─── EXTRACTED MATERIAL
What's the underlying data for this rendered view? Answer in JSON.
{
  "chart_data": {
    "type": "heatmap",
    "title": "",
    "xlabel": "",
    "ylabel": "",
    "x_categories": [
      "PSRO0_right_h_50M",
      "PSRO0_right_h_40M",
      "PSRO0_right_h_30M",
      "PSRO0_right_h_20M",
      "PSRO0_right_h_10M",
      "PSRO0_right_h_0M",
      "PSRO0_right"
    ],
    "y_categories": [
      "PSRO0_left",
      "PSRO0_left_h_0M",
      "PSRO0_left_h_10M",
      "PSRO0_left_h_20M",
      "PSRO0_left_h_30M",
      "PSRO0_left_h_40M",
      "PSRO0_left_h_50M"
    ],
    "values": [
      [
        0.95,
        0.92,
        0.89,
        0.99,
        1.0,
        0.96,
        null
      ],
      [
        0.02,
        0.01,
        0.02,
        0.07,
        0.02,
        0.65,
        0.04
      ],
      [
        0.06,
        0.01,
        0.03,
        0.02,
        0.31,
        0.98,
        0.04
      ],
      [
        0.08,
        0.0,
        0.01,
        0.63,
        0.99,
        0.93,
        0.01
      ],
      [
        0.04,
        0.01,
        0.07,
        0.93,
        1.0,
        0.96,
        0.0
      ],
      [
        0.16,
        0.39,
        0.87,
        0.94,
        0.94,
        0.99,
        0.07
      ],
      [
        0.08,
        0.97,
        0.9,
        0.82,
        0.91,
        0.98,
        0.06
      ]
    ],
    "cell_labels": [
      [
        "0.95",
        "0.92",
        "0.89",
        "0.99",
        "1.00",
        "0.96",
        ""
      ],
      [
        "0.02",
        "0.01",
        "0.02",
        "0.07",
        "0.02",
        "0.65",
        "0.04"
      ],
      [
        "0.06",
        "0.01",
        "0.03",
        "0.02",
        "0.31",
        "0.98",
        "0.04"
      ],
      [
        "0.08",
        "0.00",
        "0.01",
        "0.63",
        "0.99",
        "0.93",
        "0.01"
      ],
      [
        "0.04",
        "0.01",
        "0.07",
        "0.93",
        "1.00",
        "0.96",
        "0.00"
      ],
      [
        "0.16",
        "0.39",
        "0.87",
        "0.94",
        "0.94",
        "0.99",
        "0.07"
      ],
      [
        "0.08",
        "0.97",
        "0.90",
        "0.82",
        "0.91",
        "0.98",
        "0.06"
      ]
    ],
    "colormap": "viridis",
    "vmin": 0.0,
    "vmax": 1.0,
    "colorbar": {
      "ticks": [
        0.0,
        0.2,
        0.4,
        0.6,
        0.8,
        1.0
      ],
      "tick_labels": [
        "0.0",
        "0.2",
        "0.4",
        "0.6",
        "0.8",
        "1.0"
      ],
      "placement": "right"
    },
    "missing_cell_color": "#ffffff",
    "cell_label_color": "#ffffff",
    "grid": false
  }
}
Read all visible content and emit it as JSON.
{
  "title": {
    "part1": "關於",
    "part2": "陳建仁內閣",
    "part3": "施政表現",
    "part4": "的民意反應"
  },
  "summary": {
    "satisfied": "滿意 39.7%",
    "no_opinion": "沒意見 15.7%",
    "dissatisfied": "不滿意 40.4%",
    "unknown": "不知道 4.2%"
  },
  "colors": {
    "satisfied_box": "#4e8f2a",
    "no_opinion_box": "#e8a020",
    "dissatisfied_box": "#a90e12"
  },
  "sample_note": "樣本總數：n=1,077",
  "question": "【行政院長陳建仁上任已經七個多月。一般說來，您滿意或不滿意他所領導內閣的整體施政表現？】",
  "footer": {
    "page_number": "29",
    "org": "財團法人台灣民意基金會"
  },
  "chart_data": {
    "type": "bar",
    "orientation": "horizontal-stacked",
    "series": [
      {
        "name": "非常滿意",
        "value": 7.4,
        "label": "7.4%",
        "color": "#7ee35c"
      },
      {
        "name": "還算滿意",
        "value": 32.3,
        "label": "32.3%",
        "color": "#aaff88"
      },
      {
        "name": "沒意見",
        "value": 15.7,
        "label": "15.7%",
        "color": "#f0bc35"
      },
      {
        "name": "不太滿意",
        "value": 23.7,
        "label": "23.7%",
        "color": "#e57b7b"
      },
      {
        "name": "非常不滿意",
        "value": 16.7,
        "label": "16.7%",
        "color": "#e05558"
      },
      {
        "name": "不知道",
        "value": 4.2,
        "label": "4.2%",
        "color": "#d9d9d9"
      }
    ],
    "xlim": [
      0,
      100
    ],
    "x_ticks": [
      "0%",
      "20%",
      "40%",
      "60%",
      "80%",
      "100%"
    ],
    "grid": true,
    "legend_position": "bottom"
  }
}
──────
**TASK REQUIREMENTS**
Copy every line of the records above that holds the word "JSON".

**REPLY**
What's the underlying data for this rendered view? Answer in JSON.
Read all visible content and emit it as JSON.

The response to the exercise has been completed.